::: GIVEN RECORDS :::
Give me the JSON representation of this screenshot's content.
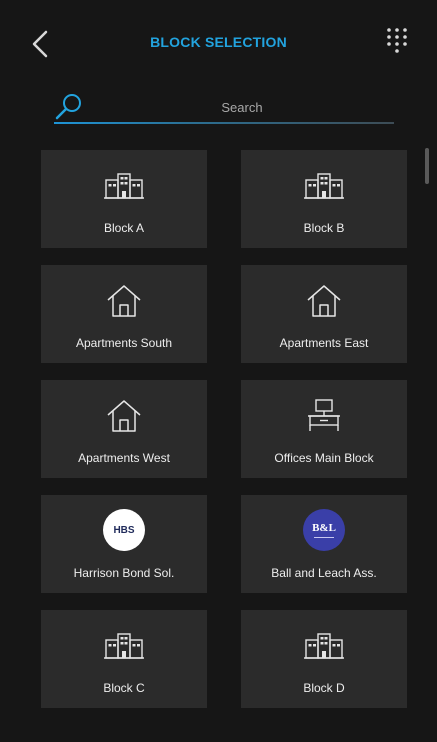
{
  "header": {
    "title": "BLOCK SELECTION",
    "back_icon": "chevron-left-icon",
    "menu_icon": "grid-menu-icon"
  },
  "search": {
    "placeholder": "Search",
    "value": ""
  },
  "colors": {
    "accent": "#22a3de",
    "tile": "#2b2b2b",
    "background": "#161616"
  },
  "tiles": [
    {
      "label": "Block A",
      "icon": "building-icon"
    },
    {
      "label": "Block B",
      "icon": "building-icon"
    },
    {
      "label": "Apartments South",
      "icon": "house-icon"
    },
    {
      "label": "Apartments East",
      "icon": "house-icon"
    },
    {
      "label": "Apartments West",
      "icon": "house-icon"
    },
    {
      "label": "Offices Main Block",
      "icon": "office-desk-icon"
    },
    {
      "label": "Harrison Bond Sol.",
      "icon": "hbs-logo",
      "logo_text": "HBS"
    },
    {
      "label": "Ball and Leach Ass.",
      "icon": "bl-logo",
      "logo_text": "B&L"
    },
    {
      "label": "Block C",
      "icon": "building-icon"
    },
    {
      "label": "Block D",
      "icon": "building-icon"
    }
  ]
}
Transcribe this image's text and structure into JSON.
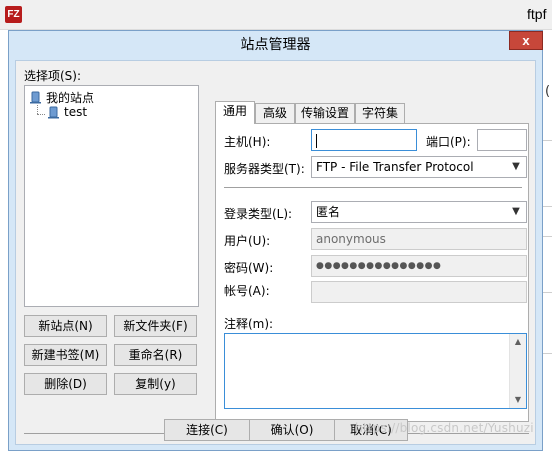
{
  "background_app": {
    "logo": "FZ",
    "title_fragment": "ftpf",
    "edge_fragment": "("
  },
  "dialog": {
    "title": "站点管理器",
    "close_glyph": "x"
  },
  "left_panel": {
    "select_label": "选择项(S):",
    "tree": {
      "root": "我的站点",
      "child": "test"
    },
    "buttons": {
      "new_site": "新站点(N)",
      "new_folder": "新文件夹(F)",
      "new_bookmark": "新建书签(M)",
      "rename": "重命名(R)",
      "delete": "删除(D)",
      "copy": "复制(y)"
    }
  },
  "tabs": [
    "通用",
    "高级",
    "传输设置",
    "字符集"
  ],
  "general": {
    "host_label": "主机(H):",
    "host_value": "",
    "port_label": "端口(P):",
    "port_value": "",
    "server_type_label": "服务器类型(T):",
    "server_type_value": "FTP - File Transfer Protocol",
    "login_type_label": "登录类型(L):",
    "login_type_value": "匿名",
    "user_label": "用户(U):",
    "user_value": "anonymous",
    "password_label": "密码(W):",
    "password_value": "●●●●●●●●●●●●●●●",
    "account_label": "帐号(A):",
    "account_value": "",
    "comment_label": "注释(m):",
    "comment_value": ""
  },
  "footer": {
    "connect": "连接(C)",
    "ok": "确认(O)",
    "cancel": "取消(C)"
  },
  "watermark": "https://blog.csdn.net/Yushuzi",
  "colors": {
    "dialog_frame": "#d5e7f7",
    "close_button": "#c7473a",
    "focus_border": "#3a8ed8"
  }
}
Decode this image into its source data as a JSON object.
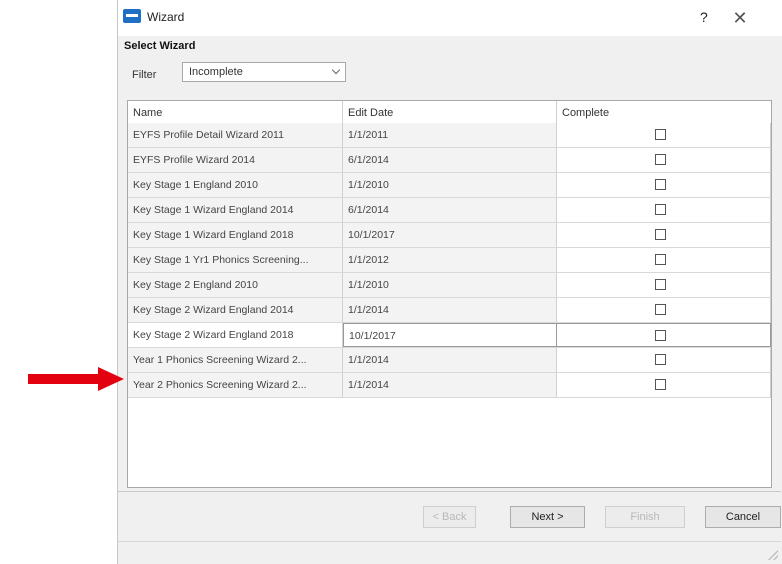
{
  "window": {
    "title": "Wizard",
    "help": "?",
    "close": "✕"
  },
  "section_title": "Select Wizard",
  "filter": {
    "label": "Filter",
    "value": "Incomplete"
  },
  "grid": {
    "columns": [
      "Name",
      "Edit Date",
      "Complete"
    ],
    "rows": [
      {
        "name": "EYFS Profile Detail Wizard 2011",
        "date": "1/1/2011",
        "complete": false
      },
      {
        "name": "EYFS Profile Wizard 2014",
        "date": "6/1/2014",
        "complete": false
      },
      {
        "name": "Key Stage 1 England 2010",
        "date": "1/1/2010",
        "complete": false
      },
      {
        "name": "Key Stage 1 Wizard England 2014",
        "date": "6/1/2014",
        "complete": false
      },
      {
        "name": "Key Stage 1 Wizard England 2018",
        "date": "10/1/2017",
        "complete": false
      },
      {
        "name": "Key Stage 1 Yr1 Phonics Screening...",
        "date": "1/1/2012",
        "complete": false
      },
      {
        "name": "Key Stage 2 England 2010",
        "date": "1/1/2010",
        "complete": false
      },
      {
        "name": "Key Stage 2 Wizard England 2014",
        "date": "1/1/2014",
        "complete": false
      },
      {
        "name": "Key Stage 2 Wizard England 2018",
        "date": "10/1/2017",
        "complete": false
      },
      {
        "name": "Year 1 Phonics Screening Wizard 2...",
        "date": "1/1/2014",
        "complete": false
      },
      {
        "name": "Year 2 Phonics Screening Wizard 2...",
        "date": "1/1/2014",
        "complete": false
      }
    ]
  },
  "buttons": {
    "back": "< Back",
    "next": "Next >",
    "finish": "Finish",
    "cancel": "Cancel"
  },
  "colors": {
    "arrow": "#e3000f",
    "app_icon": "#1f6fc5"
  }
}
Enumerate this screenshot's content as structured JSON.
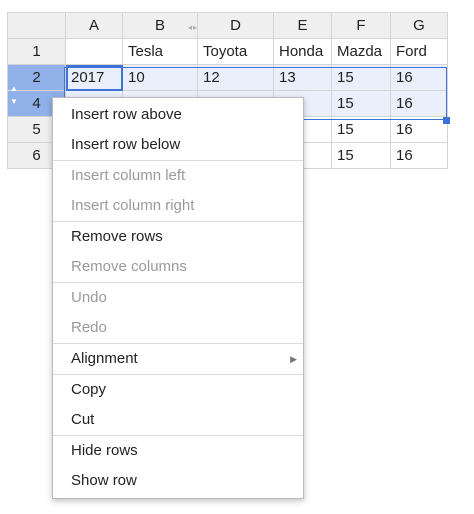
{
  "columns": [
    "A",
    "B",
    "D",
    "E",
    "F",
    "G"
  ],
  "rows": [
    {
      "header": "1",
      "cells": [
        "",
        "Tesla",
        "Toyota",
        "Honda",
        "Mazda",
        "Ford"
      ]
    },
    {
      "header": "2",
      "cells": [
        "2017",
        "10",
        "12",
        "13",
        "15",
        "16"
      ]
    },
    {
      "header": "4",
      "cells": [
        "",
        "",
        "",
        "",
        "15",
        "16"
      ]
    },
    {
      "header": "5",
      "cells": [
        "",
        "",
        "",
        "",
        "15",
        "16"
      ]
    },
    {
      "header": "6",
      "cells": [
        "",
        "",
        "",
        "",
        "15",
        "16"
      ]
    }
  ],
  "row_arrows": {
    "up": "▲",
    "down": "▼"
  },
  "hidden_column_marker": "◂▸",
  "menu": {
    "insert_row_above": "Insert row above",
    "insert_row_below": "Insert row below",
    "insert_column_left": "Insert column left",
    "insert_column_right": "Insert column right",
    "remove_rows": "Remove rows",
    "remove_columns": "Remove columns",
    "undo": "Undo",
    "redo": "Redo",
    "alignment": "Alignment",
    "alignment_arrow": "▶",
    "copy": "Copy",
    "cut": "Cut",
    "hide_rows": "Hide rows",
    "show_row": "Show row"
  },
  "colors": {
    "selection": "#3d73d6",
    "row_header_selected": "#8fb0e8",
    "header_bg": "#efefef"
  }
}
:::
— TASK BRIEF —
Look through the entries above. Extract each line with the word "Phonics".

— COMPLETE OUTPUT —
        "name": "Key Stage 1 Yr1 Phonics Screening...",
        "name": "Year 1 Phonics Screening Wizard 2...",
        "name": "Year 2 Phonics Screening Wizard 2...",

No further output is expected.